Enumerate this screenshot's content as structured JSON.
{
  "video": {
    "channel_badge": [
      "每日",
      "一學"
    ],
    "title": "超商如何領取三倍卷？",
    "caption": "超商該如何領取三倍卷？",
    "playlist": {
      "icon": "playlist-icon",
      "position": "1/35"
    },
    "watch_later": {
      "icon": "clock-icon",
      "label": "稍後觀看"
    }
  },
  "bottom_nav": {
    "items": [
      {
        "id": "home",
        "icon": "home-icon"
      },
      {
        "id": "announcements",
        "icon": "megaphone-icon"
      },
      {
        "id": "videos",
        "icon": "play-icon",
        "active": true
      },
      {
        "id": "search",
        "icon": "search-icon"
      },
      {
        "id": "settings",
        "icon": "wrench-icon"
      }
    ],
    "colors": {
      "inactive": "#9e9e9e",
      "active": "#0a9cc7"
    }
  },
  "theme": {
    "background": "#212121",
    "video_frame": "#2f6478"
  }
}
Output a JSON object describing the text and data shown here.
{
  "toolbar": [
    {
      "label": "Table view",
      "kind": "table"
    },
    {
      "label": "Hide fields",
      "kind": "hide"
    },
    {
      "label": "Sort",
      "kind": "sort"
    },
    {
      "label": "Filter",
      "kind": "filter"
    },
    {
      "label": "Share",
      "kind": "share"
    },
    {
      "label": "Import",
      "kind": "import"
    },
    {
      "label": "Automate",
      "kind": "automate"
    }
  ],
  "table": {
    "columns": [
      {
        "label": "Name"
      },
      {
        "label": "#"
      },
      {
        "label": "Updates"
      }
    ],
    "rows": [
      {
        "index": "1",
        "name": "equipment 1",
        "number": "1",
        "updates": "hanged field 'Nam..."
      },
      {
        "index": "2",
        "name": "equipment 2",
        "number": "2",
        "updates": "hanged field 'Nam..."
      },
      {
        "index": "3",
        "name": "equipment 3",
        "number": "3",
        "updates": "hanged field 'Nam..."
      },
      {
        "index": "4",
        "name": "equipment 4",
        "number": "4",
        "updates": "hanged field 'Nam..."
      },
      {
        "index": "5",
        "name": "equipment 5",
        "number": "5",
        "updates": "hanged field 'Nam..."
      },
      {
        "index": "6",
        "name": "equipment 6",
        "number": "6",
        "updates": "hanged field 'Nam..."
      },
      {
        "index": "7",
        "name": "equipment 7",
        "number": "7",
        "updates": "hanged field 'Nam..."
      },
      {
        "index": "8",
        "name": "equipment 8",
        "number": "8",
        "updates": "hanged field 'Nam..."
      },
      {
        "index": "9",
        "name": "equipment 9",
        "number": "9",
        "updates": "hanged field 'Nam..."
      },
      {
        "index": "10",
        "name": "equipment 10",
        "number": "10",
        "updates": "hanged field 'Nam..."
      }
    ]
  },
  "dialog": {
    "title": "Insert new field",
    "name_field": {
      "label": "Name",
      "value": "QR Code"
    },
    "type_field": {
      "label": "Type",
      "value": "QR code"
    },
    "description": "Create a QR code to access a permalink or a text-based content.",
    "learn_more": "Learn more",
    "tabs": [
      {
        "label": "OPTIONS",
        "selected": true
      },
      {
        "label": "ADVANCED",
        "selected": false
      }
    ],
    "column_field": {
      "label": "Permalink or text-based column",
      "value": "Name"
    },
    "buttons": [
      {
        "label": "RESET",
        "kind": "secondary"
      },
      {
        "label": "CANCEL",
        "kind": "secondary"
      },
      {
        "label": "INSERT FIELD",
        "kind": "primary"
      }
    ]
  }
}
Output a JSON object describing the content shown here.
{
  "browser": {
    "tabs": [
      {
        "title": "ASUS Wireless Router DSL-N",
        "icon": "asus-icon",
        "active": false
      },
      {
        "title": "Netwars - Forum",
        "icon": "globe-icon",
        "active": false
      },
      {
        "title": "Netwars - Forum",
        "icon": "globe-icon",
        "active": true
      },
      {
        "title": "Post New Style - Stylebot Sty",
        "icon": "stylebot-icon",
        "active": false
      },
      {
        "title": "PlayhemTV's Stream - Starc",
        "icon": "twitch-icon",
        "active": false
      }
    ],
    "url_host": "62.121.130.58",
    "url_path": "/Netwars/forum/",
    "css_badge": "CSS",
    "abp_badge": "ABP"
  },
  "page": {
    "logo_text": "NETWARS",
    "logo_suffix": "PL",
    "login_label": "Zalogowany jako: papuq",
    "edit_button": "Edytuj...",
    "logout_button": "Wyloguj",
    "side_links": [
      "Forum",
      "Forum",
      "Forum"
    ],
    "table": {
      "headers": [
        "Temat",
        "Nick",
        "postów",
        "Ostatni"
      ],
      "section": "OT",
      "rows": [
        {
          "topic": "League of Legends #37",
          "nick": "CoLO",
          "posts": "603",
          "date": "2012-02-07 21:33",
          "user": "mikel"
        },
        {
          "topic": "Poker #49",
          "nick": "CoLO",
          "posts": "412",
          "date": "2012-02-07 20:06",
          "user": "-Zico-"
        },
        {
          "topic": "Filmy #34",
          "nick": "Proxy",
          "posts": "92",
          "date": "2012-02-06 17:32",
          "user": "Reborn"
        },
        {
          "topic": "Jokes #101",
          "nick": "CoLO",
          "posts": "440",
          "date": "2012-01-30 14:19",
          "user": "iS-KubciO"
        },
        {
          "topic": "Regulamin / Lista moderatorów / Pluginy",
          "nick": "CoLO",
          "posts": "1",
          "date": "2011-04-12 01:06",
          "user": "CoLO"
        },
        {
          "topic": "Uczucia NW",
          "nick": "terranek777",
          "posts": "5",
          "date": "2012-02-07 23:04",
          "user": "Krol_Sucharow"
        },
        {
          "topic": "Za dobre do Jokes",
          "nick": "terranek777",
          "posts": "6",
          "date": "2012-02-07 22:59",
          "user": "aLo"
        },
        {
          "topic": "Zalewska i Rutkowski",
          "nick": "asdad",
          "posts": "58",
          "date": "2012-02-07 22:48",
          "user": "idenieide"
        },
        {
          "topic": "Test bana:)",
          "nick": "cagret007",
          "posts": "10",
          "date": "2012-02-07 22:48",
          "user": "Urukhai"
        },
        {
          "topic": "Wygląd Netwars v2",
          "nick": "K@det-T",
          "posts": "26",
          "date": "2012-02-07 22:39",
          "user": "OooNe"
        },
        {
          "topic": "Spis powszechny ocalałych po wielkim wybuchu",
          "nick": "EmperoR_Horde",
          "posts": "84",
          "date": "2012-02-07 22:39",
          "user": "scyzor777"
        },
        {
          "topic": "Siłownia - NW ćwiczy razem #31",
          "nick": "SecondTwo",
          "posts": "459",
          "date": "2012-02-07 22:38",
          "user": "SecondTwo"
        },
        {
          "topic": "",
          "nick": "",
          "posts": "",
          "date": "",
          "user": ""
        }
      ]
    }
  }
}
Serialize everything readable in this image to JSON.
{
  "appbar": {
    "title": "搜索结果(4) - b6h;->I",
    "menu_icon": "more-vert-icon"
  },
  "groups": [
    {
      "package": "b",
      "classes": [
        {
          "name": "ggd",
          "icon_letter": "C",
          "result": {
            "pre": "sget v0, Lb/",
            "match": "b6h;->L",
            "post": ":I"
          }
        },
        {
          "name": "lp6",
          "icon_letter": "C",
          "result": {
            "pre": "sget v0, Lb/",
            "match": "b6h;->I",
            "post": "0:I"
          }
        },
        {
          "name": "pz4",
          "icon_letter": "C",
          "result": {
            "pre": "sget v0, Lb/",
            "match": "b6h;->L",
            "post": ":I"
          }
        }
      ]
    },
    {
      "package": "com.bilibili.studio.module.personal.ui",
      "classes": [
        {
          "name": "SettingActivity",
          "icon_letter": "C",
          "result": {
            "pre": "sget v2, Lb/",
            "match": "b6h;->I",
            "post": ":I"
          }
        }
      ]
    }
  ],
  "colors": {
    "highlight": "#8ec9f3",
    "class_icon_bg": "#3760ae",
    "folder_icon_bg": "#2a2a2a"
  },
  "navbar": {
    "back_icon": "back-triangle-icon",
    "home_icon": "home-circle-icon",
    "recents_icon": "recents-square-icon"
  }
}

___

In the records above, locate every line with the string "Output" and copy it.

Output a JSON object describing the text and data shown here.
Output a JSON object describing the content shown here.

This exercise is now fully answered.